- [EXERCISE MATERIALS]
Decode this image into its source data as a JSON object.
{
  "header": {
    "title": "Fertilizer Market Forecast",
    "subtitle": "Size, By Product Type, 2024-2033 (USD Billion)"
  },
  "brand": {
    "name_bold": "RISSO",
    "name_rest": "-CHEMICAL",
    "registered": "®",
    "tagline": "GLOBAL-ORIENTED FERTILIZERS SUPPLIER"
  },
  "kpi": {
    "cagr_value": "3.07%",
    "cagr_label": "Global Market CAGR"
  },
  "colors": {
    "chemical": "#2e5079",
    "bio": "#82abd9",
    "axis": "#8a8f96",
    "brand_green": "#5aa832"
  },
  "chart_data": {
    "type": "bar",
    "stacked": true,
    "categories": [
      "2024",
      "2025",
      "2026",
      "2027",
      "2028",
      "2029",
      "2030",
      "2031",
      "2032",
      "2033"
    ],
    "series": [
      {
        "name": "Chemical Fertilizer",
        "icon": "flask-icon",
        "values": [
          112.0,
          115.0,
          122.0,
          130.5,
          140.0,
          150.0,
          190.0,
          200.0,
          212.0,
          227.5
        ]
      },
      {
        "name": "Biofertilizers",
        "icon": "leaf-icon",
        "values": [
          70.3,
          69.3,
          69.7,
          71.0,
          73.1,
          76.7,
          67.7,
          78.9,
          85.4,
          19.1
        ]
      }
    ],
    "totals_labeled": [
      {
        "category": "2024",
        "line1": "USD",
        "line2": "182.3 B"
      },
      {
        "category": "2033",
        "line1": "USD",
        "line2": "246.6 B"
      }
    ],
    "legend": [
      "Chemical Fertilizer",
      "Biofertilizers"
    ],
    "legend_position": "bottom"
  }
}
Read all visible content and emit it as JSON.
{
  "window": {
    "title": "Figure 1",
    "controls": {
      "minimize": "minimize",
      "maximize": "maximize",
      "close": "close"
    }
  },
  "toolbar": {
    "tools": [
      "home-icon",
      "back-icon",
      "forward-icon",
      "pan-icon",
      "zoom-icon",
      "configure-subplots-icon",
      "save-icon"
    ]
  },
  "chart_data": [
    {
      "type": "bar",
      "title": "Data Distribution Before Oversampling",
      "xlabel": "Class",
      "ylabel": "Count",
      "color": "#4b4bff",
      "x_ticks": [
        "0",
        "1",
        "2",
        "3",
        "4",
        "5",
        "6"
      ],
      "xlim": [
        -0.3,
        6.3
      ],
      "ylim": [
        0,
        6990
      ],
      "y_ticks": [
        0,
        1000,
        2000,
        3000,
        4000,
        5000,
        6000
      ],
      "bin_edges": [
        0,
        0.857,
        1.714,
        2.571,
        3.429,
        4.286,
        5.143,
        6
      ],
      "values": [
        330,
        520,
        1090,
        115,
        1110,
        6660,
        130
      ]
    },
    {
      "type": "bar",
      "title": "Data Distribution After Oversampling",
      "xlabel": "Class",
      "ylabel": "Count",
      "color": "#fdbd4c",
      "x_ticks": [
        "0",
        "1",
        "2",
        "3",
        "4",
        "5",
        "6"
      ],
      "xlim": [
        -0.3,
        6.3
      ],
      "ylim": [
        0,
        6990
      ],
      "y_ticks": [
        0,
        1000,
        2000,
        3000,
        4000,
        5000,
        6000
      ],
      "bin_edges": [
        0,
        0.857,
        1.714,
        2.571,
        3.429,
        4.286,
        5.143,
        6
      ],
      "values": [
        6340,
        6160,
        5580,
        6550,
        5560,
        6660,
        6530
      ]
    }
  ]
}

- [AIM] From the listing above, copy every line that includes the word "Oversampling".

- [COMPLETED EXERCISE]
      "title": "Data Distribution Before Oversampling",
      "title": "Data Distribution After Oversampling",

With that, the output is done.